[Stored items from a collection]
⟨
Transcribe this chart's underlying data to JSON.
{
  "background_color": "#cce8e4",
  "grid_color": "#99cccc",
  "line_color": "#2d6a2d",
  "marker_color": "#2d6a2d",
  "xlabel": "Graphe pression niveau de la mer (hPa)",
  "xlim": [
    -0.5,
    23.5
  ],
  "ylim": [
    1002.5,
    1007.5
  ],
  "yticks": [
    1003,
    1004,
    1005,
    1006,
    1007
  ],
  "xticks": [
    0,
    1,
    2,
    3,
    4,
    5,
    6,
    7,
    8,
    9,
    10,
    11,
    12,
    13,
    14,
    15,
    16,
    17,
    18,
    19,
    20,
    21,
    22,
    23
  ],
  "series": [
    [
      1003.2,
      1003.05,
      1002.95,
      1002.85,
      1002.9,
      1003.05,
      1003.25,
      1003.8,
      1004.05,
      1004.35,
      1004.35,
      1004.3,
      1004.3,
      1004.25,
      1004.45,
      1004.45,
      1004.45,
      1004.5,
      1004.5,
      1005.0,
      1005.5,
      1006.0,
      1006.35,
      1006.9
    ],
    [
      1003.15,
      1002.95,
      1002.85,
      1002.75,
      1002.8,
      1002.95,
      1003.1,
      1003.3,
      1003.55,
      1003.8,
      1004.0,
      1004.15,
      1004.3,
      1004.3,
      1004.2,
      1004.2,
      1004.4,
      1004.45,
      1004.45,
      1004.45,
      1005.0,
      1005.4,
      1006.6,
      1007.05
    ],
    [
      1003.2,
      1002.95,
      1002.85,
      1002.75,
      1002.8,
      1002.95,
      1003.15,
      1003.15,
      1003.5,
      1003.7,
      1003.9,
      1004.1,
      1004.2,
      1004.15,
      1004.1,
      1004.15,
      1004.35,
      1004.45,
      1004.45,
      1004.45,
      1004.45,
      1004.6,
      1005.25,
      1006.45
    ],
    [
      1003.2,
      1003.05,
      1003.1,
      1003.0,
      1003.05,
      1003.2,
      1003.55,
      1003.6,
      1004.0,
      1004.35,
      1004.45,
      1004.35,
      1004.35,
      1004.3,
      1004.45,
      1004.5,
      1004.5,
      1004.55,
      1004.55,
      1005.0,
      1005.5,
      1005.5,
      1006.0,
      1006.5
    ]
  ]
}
⟩
**DO THIS**. The records above need to be transcribed in full. Keep every character unchanged.

**COMPLETE RESPONSE**.
Transcribe this chart's underlying data to JSON.
{
  "background_color": "#cce8e4",
  "grid_color": "#99cccc",
  "line_color": "#2d6a2d",
  "marker_color": "#2d6a2d",
  "xlabel": "Graphe pression niveau de la mer (hPa)",
  "xlim": [
    -0.5,
    23.5
  ],
  "ylim": [
    1002.5,
    1007.5
  ],
  "yticks": [
    1003,
    1004,
    1005,
    1006,
    1007
  ],
  "xticks": [
    0,
    1,
    2,
    3,
    4,
    5,
    6,
    7,
    8,
    9,
    10,
    11,
    12,
    13,
    14,
    15,
    16,
    17,
    18,
    19,
    20,
    21,
    22,
    23
  ],
  "series": [
    [
      1003.2,
      1003.05,
      1002.95,
      1002.85,
      1002.9,
      1003.05,
      1003.25,
      1003.8,
      1004.05,
      1004.35,
      1004.35,
      1004.3,
      1004.3,
      1004.25,
      1004.45,
      1004.45,
      1004.45,
      1004.5,
      1004.5,
      1005.0,
      1005.5,
      1006.0,
      1006.35,
      1006.9
    ],
    [
      1003.15,
      1002.95,
      1002.85,
      1002.75,
      1002.8,
      1002.95,
      1003.1,
      1003.3,
      1003.55,
      1003.8,
      1004.0,
      1004.15,
      1004.3,
      1004.3,
      1004.2,
      1004.2,
      1004.4,
      1004.45,
      1004.45,
      1004.45,
      1005.0,
      1005.4,
      1006.6,
      1007.05
    ],
    [
      1003.2,
      1002.95,
      1002.85,
      1002.75,
      1002.8,
      1002.95,
      1003.15,
      1003.15,
      1003.5,
      1003.7,
      1003.9,
      1004.1,
      1004.2,
      1004.15,
      1004.1,
      1004.15,
      1004.35,
      1004.45,
      1004.45,
      1004.45,
      1004.45,
      1004.6,
      1005.25,
      1006.45
    ],
    [
      1003.2,
      1003.05,
      1003.1,
      1003.0,
      1003.05,
      1003.2,
      1003.55,
      1003.6,
      1004.0,
      1004.35,
      1004.45,
      1004.35,
      1004.35,
      1004.3,
      1004.45,
      1004.5,
      1004.5,
      1004.55,
      1004.55,
      1005.0,
      1005.5,
      1005.5,
      1006.0,
      1006.5
    ]
  ]
}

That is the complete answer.